Dataset rows
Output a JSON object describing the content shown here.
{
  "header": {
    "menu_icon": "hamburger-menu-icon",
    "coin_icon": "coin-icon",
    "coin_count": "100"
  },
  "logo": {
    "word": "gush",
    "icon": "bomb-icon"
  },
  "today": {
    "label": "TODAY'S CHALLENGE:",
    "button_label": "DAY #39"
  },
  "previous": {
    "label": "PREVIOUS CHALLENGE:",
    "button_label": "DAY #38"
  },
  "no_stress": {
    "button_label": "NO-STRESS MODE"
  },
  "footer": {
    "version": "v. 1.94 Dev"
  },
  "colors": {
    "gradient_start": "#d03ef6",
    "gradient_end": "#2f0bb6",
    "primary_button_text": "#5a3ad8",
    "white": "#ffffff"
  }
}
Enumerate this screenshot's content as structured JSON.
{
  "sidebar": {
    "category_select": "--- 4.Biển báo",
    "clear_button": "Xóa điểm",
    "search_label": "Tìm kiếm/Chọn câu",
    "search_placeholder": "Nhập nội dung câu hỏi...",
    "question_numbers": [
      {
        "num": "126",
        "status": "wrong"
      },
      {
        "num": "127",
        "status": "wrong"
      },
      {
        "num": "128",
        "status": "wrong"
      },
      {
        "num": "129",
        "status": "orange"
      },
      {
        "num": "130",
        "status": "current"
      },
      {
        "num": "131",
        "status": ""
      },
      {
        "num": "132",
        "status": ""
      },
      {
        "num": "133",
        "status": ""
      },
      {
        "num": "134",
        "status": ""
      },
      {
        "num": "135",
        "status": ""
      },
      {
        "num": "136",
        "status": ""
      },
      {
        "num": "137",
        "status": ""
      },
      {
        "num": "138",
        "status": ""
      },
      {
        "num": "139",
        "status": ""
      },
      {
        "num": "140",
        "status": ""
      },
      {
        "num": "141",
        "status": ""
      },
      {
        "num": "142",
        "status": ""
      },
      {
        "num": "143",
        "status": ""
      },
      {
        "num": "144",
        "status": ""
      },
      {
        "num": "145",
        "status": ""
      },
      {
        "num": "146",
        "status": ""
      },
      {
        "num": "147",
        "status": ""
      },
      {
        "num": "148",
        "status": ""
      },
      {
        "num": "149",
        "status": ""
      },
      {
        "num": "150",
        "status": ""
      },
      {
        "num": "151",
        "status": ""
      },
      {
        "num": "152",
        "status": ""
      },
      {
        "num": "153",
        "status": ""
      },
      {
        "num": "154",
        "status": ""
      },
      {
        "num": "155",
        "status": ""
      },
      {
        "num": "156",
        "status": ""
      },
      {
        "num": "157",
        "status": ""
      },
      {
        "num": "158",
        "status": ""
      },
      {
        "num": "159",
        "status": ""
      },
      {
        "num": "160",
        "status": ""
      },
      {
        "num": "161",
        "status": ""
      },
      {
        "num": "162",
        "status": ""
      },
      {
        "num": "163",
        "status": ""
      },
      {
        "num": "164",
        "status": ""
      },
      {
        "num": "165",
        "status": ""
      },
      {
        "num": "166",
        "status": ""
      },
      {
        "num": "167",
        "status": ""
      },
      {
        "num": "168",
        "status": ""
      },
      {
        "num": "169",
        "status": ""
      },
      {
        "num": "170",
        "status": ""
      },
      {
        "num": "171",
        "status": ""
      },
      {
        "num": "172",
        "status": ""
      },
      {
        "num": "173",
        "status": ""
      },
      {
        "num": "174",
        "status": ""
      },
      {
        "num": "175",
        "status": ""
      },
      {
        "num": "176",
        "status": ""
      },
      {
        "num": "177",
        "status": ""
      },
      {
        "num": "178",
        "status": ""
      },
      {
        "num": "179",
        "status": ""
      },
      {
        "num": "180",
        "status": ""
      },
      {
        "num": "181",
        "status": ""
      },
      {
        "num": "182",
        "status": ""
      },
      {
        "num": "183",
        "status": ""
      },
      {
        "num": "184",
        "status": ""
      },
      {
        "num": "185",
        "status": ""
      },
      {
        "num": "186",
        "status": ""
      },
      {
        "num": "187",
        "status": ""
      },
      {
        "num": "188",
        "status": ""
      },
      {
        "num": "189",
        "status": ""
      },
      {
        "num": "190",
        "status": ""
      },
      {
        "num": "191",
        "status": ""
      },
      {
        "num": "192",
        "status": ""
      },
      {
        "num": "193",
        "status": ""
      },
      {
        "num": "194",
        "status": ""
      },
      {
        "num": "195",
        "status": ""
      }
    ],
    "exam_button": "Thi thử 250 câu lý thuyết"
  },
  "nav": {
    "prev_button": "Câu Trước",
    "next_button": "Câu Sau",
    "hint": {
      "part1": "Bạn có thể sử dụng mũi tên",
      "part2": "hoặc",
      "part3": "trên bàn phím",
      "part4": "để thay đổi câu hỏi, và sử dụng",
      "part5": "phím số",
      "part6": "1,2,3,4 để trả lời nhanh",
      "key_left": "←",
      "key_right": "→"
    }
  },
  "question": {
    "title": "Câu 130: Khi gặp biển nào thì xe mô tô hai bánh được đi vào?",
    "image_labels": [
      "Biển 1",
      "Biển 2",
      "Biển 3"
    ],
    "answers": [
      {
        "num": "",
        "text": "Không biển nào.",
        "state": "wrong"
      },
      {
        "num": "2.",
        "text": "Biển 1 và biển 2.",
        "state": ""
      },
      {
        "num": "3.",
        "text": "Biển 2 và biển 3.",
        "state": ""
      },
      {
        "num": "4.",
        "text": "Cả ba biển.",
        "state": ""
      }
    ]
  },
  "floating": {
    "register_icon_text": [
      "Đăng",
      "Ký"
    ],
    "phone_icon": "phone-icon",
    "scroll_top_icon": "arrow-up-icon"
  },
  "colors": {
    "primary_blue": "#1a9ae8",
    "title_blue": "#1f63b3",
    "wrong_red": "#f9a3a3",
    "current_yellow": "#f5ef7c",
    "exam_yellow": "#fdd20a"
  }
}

Exercise objective
Write out all the records above again, exactly as they stand.

Correct response
Output a JSON object describing the content shown here.
{
  "header": {
    "menu_icon": "hamburger-menu-icon",
    "coin_icon": "coin-icon",
    "coin_count": "100"
  },
  "logo": {
    "word": "gush",
    "icon": "bomb-icon"
  },
  "today": {
    "label": "TODAY'S CHALLENGE:",
    "button_label": "DAY #39"
  },
  "previous": {
    "label": "PREVIOUS CHALLENGE:",
    "button_label": "DAY #38"
  },
  "no_stress": {
    "button_label": "NO-STRESS MODE"
  },
  "footer": {
    "version": "v. 1.94 Dev"
  },
  "colors": {
    "gradient_start": "#d03ef6",
    "gradient_end": "#2f0bb6",
    "primary_button_text": "#5a3ad8",
    "white": "#ffffff"
  }
}
Enumerate this screenshot's content as structured JSON.
{
  "sidebar": {
    "category_select": "--- 4.Biển báo",
    "clear_button": "Xóa điểm",
    "search_label": "Tìm kiếm/Chọn câu",
    "search_placeholder": "Nhập nội dung câu hỏi...",
    "question_numbers": [
      {
        "num": "126",
        "status": "wrong"
      },
      {
        "num": "127",
        "status": "wrong"
      },
      {
        "num": "128",
        "status": "wrong"
      },
      {
        "num": "129",
        "status": "orange"
      },
      {
        "num": "130",
        "status": "current"
      },
      {
        "num": "131",
        "status": ""
      },
      {
        "num": "132",
        "status": ""
      },
      {
        "num": "133",
        "status": ""
      },
      {
        "num": "134",
        "status": ""
      },
      {
        "num": "135",
        "status": ""
      },
      {
        "num": "136",
        "status": ""
      },
      {
        "num": "137",
        "status": ""
      },
      {
        "num": "138",
        "status": ""
      },
      {
        "num": "139",
        "status": ""
      },
      {
        "num": "140",
        "status": ""
      },
      {
        "num": "141",
        "status": ""
      },
      {
        "num": "142",
        "status": ""
      },
      {
        "num": "143",
        "status": ""
      },
      {
        "num": "144",
        "status": ""
      },
      {
        "num": "145",
        "status": ""
      },
      {
        "num": "146",
        "status": ""
      },
      {
        "num": "147",
        "status": ""
      },
      {
        "num": "148",
        "status": ""
      },
      {
        "num": "149",
        "status": ""
      },
      {
        "num": "150",
        "status": ""
      },
      {
        "num": "151",
        "status": ""
      },
      {
        "num": "152",
        "status": ""
      },
      {
        "num": "153",
        "status": ""
      },
      {
        "num": "154",
        "status": ""
      },
      {
        "num": "155",
        "status": ""
      },
      {
        "num": "156",
        "status": ""
      },
      {
        "num": "157",
        "status": ""
      },
      {
        "num": "158",
        "status": ""
      },
      {
        "num": "159",
        "status": ""
      },
      {
        "num": "160",
        "status": ""
      },
      {
        "num": "161",
        "status": ""
      },
      {
        "num": "162",
        "status": ""
      },
      {
        "num": "163",
        "status": ""
      },
      {
        "num": "164",
        "status": ""
      },
      {
        "num": "165",
        "status": ""
      },
      {
        "num": "166",
        "status": ""
      },
      {
        "num": "167",
        "status": ""
      },
      {
        "num": "168",
        "status": ""
      },
      {
        "num": "169",
        "status": ""
      },
      {
        "num": "170",
        "status": ""
      },
      {
        "num": "171",
        "status": ""
      },
      {
        "num": "172",
        "status": ""
      },
      {
        "num": "173",
        "status": ""
      },
      {
        "num": "174",
        "status": ""
      },
      {
        "num": "175",
        "status": ""
      },
      {
        "num": "176",
        "status": ""
      },
      {
        "num": "177",
        "status": ""
      },
      {
        "num": "178",
        "status": ""
      },
      {
        "num": "179",
        "status": ""
      },
      {
        "num": "180",
        "status": ""
      },
      {
        "num": "181",
        "status": ""
      },
      {
        "num": "182",
        "status": ""
      },
      {
        "num": "183",
        "status": ""
      },
      {
        "num": "184",
        "status": ""
      },
      {
        "num": "185",
        "status": ""
      },
      {
        "num": "186",
        "status": ""
      },
      {
        "num": "187",
        "status": ""
      },
      {
        "num": "188",
        "status": ""
      },
      {
        "num": "189",
        "status": ""
      },
      {
        "num": "190",
        "status": ""
      },
      {
        "num": "191",
        "status": ""
      },
      {
        "num": "192",
        "status": ""
      },
      {
        "num": "193",
        "status": ""
      },
      {
        "num": "194",
        "status": ""
      },
      {
        "num": "195",
        "status": ""
      }
    ],
    "exam_button": "Thi thử 250 câu lý thuyết"
  },
  "nav": {
    "prev_button": "Câu Trước",
    "next_button": "Câu Sau",
    "hint": {
      "part1": "Bạn có thể sử dụng mũi tên",
      "part2": "hoặc",
      "part3": "trên bàn phím",
      "part4": "để thay đổi câu hỏi, và sử dụng",
      "part5": "phím số",
      "part6": "1,2,3,4 để trả lời nhanh",
      "key_left": "←",
      "key_right": "→"
    }
  },
  "question": {
    "title": "Câu 130: Khi gặp biển nào thì xe mô tô hai bánh được đi vào?",
    "image_labels": [
      "Biển 1",
      "Biển 2",
      "Biển 3"
    ],
    "answers": [
      {
        "num": "",
        "text": "Không biển nào.",
        "state": "wrong"
      },
      {
        "num": "2.",
        "text": "Biển 1 và biển 2.",
        "state": ""
      },
      {
        "num": "3.",
        "text": "Biển 2 và biển 3.",
        "state": ""
      },
      {
        "num": "4.",
        "text": "Cả ba biển.",
        "state": ""
      }
    ]
  },
  "floating": {
    "register_icon_text": [
      "Đăng",
      "Ký"
    ],
    "phone_icon": "phone-icon",
    "scroll_top_icon": "arrow-up-icon"
  },
  "colors": {
    "primary_blue": "#1a9ae8",
    "title_blue": "#1f63b3",
    "wrong_red": "#f9a3a3",
    "current_yellow": "#f5ef7c",
    "exam_yellow": "#fdd20a"
  }
}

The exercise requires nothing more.